— START Dataset entries —
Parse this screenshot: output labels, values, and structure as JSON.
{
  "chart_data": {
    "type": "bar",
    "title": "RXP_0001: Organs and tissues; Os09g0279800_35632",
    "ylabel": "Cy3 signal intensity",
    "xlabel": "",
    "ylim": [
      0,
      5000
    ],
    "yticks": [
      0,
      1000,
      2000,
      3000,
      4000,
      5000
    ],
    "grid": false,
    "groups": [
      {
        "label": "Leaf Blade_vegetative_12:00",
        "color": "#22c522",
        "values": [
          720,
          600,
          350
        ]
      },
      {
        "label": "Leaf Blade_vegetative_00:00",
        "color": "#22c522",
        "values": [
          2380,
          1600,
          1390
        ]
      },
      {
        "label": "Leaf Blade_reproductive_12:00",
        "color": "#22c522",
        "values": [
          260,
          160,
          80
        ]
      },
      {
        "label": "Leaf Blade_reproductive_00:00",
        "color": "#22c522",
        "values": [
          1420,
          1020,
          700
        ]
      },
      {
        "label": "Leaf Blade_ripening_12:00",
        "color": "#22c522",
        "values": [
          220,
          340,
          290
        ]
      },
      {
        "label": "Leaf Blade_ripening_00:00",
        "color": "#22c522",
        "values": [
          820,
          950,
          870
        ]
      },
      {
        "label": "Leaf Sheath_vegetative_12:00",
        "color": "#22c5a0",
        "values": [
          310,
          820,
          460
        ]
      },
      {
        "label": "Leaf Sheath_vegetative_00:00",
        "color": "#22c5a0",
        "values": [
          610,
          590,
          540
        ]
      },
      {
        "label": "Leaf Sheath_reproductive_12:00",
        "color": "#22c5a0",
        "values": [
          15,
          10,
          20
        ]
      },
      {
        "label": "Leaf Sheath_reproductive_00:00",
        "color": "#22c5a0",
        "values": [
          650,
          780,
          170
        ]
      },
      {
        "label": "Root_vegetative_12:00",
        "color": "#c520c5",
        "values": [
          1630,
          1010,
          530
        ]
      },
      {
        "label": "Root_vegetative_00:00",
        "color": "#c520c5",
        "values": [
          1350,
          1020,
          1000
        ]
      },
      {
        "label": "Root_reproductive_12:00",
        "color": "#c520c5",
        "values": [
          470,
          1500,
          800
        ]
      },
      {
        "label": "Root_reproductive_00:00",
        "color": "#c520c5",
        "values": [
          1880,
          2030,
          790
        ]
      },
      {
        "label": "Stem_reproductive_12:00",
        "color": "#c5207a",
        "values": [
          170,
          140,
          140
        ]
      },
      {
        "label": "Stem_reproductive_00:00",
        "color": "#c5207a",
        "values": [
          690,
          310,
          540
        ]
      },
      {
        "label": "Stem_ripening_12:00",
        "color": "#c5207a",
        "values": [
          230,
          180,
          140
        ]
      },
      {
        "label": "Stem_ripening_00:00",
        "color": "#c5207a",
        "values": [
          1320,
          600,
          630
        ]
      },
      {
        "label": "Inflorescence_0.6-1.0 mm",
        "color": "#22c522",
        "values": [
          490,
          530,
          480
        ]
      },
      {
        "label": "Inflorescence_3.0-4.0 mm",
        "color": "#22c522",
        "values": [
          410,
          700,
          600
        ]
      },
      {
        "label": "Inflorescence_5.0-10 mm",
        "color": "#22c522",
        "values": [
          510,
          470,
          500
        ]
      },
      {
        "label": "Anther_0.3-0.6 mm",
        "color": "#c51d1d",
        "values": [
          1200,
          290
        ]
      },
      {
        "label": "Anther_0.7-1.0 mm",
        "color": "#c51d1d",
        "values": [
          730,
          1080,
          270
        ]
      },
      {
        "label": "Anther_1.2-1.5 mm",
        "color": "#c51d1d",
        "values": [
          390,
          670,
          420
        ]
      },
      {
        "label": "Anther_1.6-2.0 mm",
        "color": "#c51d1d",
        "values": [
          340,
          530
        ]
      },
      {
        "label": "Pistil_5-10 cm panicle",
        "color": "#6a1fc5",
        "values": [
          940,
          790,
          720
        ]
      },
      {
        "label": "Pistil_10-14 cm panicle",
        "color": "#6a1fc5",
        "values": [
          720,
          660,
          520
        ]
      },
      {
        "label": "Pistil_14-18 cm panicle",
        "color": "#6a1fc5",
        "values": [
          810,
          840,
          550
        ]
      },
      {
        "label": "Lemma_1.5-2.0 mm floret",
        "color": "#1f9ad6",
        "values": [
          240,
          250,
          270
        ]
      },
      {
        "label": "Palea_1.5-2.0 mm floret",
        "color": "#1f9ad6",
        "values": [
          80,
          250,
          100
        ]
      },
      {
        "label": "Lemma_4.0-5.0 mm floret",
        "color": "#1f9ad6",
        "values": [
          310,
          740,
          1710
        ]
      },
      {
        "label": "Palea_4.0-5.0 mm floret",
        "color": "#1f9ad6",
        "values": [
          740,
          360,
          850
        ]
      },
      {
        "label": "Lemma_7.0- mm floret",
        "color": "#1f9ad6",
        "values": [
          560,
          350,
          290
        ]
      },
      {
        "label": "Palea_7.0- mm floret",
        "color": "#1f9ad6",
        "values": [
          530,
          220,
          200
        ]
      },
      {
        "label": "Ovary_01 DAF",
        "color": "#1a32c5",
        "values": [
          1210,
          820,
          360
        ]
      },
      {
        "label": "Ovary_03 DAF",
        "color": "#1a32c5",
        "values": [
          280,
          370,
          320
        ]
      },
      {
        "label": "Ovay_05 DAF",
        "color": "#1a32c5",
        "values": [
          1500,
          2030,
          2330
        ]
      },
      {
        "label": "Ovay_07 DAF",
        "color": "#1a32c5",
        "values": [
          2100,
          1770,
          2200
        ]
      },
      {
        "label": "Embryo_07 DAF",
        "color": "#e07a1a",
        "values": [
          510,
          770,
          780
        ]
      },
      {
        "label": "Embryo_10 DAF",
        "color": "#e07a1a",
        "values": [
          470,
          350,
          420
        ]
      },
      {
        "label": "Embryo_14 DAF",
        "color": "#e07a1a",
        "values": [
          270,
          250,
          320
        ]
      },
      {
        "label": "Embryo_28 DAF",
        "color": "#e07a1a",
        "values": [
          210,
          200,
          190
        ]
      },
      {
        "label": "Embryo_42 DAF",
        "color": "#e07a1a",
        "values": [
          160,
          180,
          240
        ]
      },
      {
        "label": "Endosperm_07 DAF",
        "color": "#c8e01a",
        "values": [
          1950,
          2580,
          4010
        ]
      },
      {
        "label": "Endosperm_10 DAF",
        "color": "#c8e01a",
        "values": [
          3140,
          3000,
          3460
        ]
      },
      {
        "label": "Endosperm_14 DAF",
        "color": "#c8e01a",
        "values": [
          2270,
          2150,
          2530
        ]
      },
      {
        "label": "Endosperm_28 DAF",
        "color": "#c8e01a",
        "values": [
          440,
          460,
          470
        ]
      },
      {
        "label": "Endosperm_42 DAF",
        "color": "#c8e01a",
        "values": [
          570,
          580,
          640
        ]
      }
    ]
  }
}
— END Dataset entries —
→ **Problem description**:
Without changing a word, restate the whole listing.

→ **Result for this task**:
Parse this screenshot: output labels, values, and structure as JSON.
{
  "chart_data": {
    "type": "bar",
    "title": "RXP_0001: Organs and tissues; Os09g0279800_35632",
    "ylabel": "Cy3 signal intensity",
    "xlabel": "",
    "ylim": [
      0,
      5000
    ],
    "yticks": [
      0,
      1000,
      2000,
      3000,
      4000,
      5000
    ],
    "grid": false,
    "groups": [
      {
        "label": "Leaf Blade_vegetative_12:00",
        "color": "#22c522",
        "values": [
          720,
          600,
          350
        ]
      },
      {
        "label": "Leaf Blade_vegetative_00:00",
        "color": "#22c522",
        "values": [
          2380,
          1600,
          1390
        ]
      },
      {
        "label": "Leaf Blade_reproductive_12:00",
        "color": "#22c522",
        "values": [
          260,
          160,
          80
        ]
      },
      {
        "label": "Leaf Blade_reproductive_00:00",
        "color": "#22c522",
        "values": [
          1420,
          1020,
          700
        ]
      },
      {
        "label": "Leaf Blade_ripening_12:00",
        "color": "#22c522",
        "values": [
          220,
          340,
          290
        ]
      },
      {
        "label": "Leaf Blade_ripening_00:00",
        "color": "#22c522",
        "values": [
          820,
          950,
          870
        ]
      },
      {
        "label": "Leaf Sheath_vegetative_12:00",
        "color": "#22c5a0",
        "values": [
          310,
          820,
          460
        ]
      },
      {
        "label": "Leaf Sheath_vegetative_00:00",
        "color": "#22c5a0",
        "values": [
          610,
          590,
          540
        ]
      },
      {
        "label": "Leaf Sheath_reproductive_12:00",
        "color": "#22c5a0",
        "values": [
          15,
          10,
          20
        ]
      },
      {
        "label": "Leaf Sheath_reproductive_00:00",
        "color": "#22c5a0",
        "values": [
          650,
          780,
          170
        ]
      },
      {
        "label": "Root_vegetative_12:00",
        "color": "#c520c5",
        "values": [
          1630,
          1010,
          530
        ]
      },
      {
        "label": "Root_vegetative_00:00",
        "color": "#c520c5",
        "values": [
          1350,
          1020,
          1000
        ]
      },
      {
        "label": "Root_reproductive_12:00",
        "color": "#c520c5",
        "values": [
          470,
          1500,
          800
        ]
      },
      {
        "label": "Root_reproductive_00:00",
        "color": "#c520c5",
        "values": [
          1880,
          2030,
          790
        ]
      },
      {
        "label": "Stem_reproductive_12:00",
        "color": "#c5207a",
        "values": [
          170,
          140,
          140
        ]
      },
      {
        "label": "Stem_reproductive_00:00",
        "color": "#c5207a",
        "values": [
          690,
          310,
          540
        ]
      },
      {
        "label": "Stem_ripening_12:00",
        "color": "#c5207a",
        "values": [
          230,
          180,
          140
        ]
      },
      {
        "label": "Stem_ripening_00:00",
        "color": "#c5207a",
        "values": [
          1320,
          600,
          630
        ]
      },
      {
        "label": "Inflorescence_0.6-1.0 mm",
        "color": "#22c522",
        "values": [
          490,
          530,
          480
        ]
      },
      {
        "label": "Inflorescence_3.0-4.0 mm",
        "color": "#22c522",
        "values": [
          410,
          700,
          600
        ]
      },
      {
        "label": "Inflorescence_5.0-10 mm",
        "color": "#22c522",
        "values": [
          510,
          470,
          500
        ]
      },
      {
        "label": "Anther_0.3-0.6 mm",
        "color": "#c51d1d",
        "values": [
          1200,
          290
        ]
      },
      {
        "label": "Anther_0.7-1.0 mm",
        "color": "#c51d1d",
        "values": [
          730,
          1080,
          270
        ]
      },
      {
        "label": "Anther_1.2-1.5 mm",
        "color": "#c51d1d",
        "values": [
          390,
          670,
          420
        ]
      },
      {
        "label": "Anther_1.6-2.0 mm",
        "color": "#c51d1d",
        "values": [
          340,
          530
        ]
      },
      {
        "label": "Pistil_5-10 cm panicle",
        "color": "#6a1fc5",
        "values": [
          940,
          790,
          720
        ]
      },
      {
        "label": "Pistil_10-14 cm panicle",
        "color": "#6a1fc5",
        "values": [
          720,
          660,
          520
        ]
      },
      {
        "label": "Pistil_14-18 cm panicle",
        "color": "#6a1fc5",
        "values": [
          810,
          840,
          550
        ]
      },
      {
        "label": "Lemma_1.5-2.0 mm floret",
        "color": "#1f9ad6",
        "values": [
          240,
          250,
          270
        ]
      },
      {
        "label": "Palea_1.5-2.0 mm floret",
        "color": "#1f9ad6",
        "values": [
          80,
          250,
          100
        ]
      },
      {
        "label": "Lemma_4.0-5.0 mm floret",
        "color": "#1f9ad6",
        "values": [
          310,
          740,
          1710
        ]
      },
      {
        "label": "Palea_4.0-5.0 mm floret",
        "color": "#1f9ad6",
        "values": [
          740,
          360,
          850
        ]
      },
      {
        "label": "Lemma_7.0- mm floret",
        "color": "#1f9ad6",
        "values": [
          560,
          350,
          290
        ]
      },
      {
        "label": "Palea_7.0- mm floret",
        "color": "#1f9ad6",
        "values": [
          530,
          220,
          200
        ]
      },
      {
        "label": "Ovary_01 DAF",
        "color": "#1a32c5",
        "values": [
          1210,
          820,
          360
        ]
      },
      {
        "label": "Ovary_03 DAF",
        "color": "#1a32c5",
        "values": [
          280,
          370,
          320
        ]
      },
      {
        "label": "Ovay_05 DAF",
        "color": "#1a32c5",
        "values": [
          1500,
          2030,
          2330
        ]
      },
      {
        "label": "Ovay_07 DAF",
        "color": "#1a32c5",
        "values": [
          2100,
          1770,
          2200
        ]
      },
      {
        "label": "Embryo_07 DAF",
        "color": "#e07a1a",
        "values": [
          510,
          770,
          780
        ]
      },
      {
        "label": "Embryo_10 DAF",
        "color": "#e07a1a",
        "values": [
          470,
          350,
          420
        ]
      },
      {
        "label": "Embryo_14 DAF",
        "color": "#e07a1a",
        "values": [
          270,
          250,
          320
        ]
      },
      {
        "label": "Embryo_28 DAF",
        "color": "#e07a1a",
        "values": [
          210,
          200,
          190
        ]
      },
      {
        "label": "Embryo_42 DAF",
        "color": "#e07a1a",
        "values": [
          160,
          180,
          240
        ]
      },
      {
        "label": "Endosperm_07 DAF",
        "color": "#c8e01a",
        "values": [
          1950,
          2580,
          4010
        ]
      },
      {
        "label": "Endosperm_10 DAF",
        "color": "#c8e01a",
        "values": [
          3140,
          3000,
          3460
        ]
      },
      {
        "label": "Endosperm_14 DAF",
        "color": "#c8e01a",
        "values": [
          2270,
          2150,
          2530
        ]
      },
      {
        "label": "Endosperm_28 DAF",
        "color": "#c8e01a",
        "values": [
          440,
          460,
          470
        ]
      },
      {
        "label": "Endosperm_42 DAF",
        "color": "#c8e01a",
        "values": [
          570,
          580,
          640
        ]
      }
    ]
  }
}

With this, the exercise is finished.